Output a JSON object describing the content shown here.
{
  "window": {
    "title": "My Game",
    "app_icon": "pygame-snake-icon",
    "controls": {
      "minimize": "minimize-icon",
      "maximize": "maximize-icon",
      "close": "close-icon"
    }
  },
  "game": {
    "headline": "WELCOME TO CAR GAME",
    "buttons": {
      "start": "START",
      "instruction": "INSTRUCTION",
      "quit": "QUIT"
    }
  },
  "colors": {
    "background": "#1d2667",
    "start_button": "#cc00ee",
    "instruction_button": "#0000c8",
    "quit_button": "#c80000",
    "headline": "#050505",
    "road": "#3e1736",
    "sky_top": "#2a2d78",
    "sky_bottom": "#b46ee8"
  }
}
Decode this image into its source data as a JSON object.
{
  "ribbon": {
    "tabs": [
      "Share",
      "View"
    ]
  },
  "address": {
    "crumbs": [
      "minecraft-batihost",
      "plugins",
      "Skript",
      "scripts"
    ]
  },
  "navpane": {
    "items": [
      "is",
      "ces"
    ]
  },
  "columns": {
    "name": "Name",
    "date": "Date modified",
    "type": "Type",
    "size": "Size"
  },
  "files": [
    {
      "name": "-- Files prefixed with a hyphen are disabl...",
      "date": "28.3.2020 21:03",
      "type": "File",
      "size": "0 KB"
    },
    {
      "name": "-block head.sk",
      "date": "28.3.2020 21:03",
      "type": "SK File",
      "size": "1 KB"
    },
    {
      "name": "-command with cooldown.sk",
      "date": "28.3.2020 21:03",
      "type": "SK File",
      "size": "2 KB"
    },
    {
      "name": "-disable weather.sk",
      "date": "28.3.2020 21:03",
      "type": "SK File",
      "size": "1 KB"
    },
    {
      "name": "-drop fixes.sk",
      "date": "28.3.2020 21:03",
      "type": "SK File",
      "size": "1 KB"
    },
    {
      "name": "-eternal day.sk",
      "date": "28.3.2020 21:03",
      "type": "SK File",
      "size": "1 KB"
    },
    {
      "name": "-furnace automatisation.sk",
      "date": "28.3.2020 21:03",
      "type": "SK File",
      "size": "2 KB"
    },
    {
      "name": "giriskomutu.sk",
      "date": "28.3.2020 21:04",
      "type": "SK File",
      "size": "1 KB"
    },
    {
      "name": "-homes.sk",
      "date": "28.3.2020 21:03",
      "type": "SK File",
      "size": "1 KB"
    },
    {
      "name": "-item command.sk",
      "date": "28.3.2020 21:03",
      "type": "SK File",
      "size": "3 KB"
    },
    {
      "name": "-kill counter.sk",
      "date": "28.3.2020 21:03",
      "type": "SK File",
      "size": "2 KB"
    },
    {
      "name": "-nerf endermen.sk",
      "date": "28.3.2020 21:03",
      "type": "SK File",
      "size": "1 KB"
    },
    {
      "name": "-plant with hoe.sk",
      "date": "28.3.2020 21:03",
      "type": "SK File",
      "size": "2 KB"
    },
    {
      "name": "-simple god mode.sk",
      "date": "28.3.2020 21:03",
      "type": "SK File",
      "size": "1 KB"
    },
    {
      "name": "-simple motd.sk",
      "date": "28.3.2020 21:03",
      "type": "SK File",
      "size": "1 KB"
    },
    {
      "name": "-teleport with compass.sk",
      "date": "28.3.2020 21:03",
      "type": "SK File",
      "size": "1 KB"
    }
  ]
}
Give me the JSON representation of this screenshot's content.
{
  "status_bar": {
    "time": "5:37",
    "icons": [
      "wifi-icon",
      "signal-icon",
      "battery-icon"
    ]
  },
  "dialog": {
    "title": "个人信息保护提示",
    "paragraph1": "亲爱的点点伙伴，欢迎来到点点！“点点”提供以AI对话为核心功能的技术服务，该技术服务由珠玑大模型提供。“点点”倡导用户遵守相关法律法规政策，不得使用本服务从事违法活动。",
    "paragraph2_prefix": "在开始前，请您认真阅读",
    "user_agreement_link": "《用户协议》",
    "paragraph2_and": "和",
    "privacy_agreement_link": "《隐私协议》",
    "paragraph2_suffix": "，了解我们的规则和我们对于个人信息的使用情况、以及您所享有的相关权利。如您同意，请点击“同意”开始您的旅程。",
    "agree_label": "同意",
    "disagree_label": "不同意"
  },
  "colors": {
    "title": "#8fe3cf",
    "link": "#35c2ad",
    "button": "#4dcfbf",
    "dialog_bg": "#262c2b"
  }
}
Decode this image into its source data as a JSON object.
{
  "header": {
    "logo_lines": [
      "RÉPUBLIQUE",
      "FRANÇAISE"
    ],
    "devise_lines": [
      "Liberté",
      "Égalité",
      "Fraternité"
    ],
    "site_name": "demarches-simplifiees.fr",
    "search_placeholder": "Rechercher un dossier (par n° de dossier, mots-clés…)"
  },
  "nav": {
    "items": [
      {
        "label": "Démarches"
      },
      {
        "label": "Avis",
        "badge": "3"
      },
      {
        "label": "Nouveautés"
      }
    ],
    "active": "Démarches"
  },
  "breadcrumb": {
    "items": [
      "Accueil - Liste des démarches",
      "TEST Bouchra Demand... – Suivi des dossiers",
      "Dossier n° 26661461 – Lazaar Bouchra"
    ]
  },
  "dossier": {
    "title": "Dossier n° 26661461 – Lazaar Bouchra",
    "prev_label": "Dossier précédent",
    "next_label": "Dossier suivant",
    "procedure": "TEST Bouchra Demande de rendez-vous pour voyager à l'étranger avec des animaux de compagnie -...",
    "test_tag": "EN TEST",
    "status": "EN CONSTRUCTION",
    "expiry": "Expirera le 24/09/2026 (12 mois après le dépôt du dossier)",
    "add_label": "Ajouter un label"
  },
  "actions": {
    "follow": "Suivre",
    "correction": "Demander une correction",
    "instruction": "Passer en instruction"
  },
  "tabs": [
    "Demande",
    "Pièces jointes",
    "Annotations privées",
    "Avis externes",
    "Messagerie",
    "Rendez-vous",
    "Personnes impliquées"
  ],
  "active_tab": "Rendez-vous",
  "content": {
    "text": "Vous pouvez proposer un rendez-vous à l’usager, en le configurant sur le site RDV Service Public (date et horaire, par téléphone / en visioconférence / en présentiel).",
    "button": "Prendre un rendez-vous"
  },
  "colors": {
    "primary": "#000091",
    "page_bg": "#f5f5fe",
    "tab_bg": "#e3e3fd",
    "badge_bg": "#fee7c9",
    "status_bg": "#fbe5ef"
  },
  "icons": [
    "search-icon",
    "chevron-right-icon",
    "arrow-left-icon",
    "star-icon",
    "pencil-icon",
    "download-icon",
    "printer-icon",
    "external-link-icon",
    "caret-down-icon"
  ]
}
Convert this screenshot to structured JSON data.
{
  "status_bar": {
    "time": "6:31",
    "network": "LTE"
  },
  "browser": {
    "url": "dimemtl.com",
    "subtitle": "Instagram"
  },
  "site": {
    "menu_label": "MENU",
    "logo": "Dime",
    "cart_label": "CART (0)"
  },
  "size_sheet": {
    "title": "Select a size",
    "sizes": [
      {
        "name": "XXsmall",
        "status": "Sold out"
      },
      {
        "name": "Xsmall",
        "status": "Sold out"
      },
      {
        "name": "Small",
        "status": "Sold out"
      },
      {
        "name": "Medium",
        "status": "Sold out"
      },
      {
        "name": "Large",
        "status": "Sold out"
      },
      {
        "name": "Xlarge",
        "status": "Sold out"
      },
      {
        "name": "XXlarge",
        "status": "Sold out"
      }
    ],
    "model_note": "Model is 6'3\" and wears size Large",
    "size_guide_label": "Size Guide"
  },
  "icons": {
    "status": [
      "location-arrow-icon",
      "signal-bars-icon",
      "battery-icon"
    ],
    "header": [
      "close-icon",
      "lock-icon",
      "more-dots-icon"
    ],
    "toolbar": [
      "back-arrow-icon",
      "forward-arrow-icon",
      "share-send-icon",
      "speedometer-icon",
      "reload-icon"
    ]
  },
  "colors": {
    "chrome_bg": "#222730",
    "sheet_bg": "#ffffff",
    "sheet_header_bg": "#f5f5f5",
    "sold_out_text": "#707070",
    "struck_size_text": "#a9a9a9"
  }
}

------------

What is required ▸
Exactly how many lines of the listing above contain the string "JSON"? Give no more than the number.

Task output ▸
5